— Begin Rows —

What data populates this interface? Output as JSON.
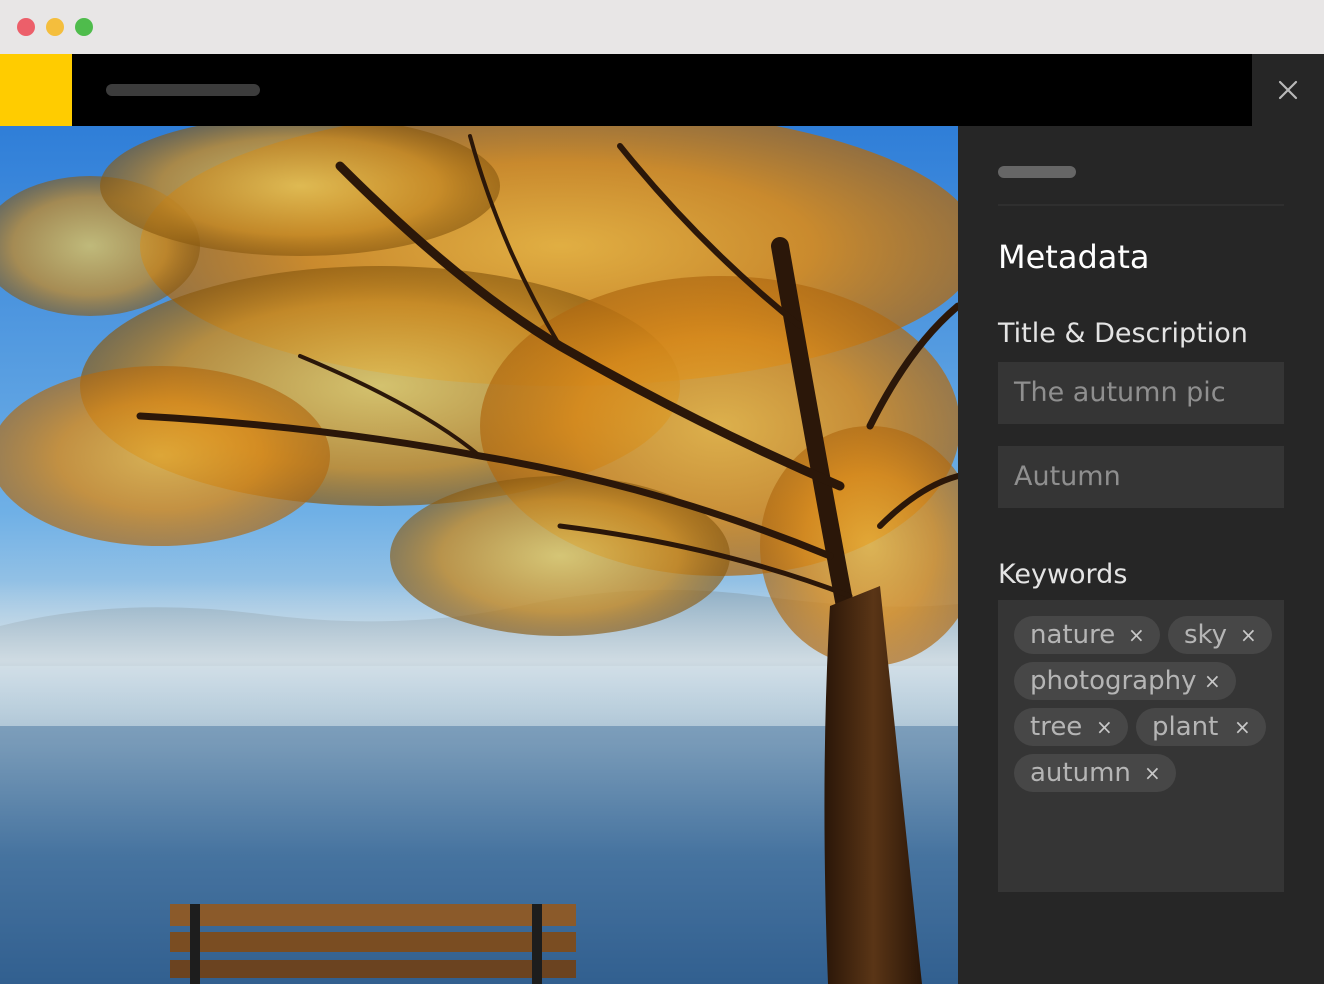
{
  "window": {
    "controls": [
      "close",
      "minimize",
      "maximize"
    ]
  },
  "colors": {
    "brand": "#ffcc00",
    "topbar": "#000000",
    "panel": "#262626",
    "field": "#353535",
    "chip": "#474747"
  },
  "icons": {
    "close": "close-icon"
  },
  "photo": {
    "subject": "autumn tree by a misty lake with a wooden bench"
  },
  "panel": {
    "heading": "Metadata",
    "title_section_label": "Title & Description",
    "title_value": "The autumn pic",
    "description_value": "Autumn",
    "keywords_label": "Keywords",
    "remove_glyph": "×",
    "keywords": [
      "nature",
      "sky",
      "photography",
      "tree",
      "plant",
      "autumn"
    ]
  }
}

— End Rows —

> Directive: The listing above needs to be output again exactly. Don't include the pictures.

> Full solution:
What data populates this interface? Output as JSON.
{
  "window": {
    "controls": [
      "close",
      "minimize",
      "maximize"
    ]
  },
  "colors": {
    "brand": "#ffcc00",
    "topbar": "#000000",
    "panel": "#262626",
    "field": "#353535",
    "chip": "#474747"
  },
  "icons": {
    "close": "close-icon"
  },
  "photo": {
    "subject": "autumn tree by a misty lake with a wooden bench"
  },
  "panel": {
    "heading": "Metadata",
    "title_section_label": "Title & Description",
    "title_value": "The autumn pic",
    "description_value": "Autumn",
    "keywords_label": "Keywords",
    "remove_glyph": "×",
    "keywords": [
      "nature",
      "sky",
      "photography",
      "tree",
      "plant",
      "autumn"
    ]
  }
}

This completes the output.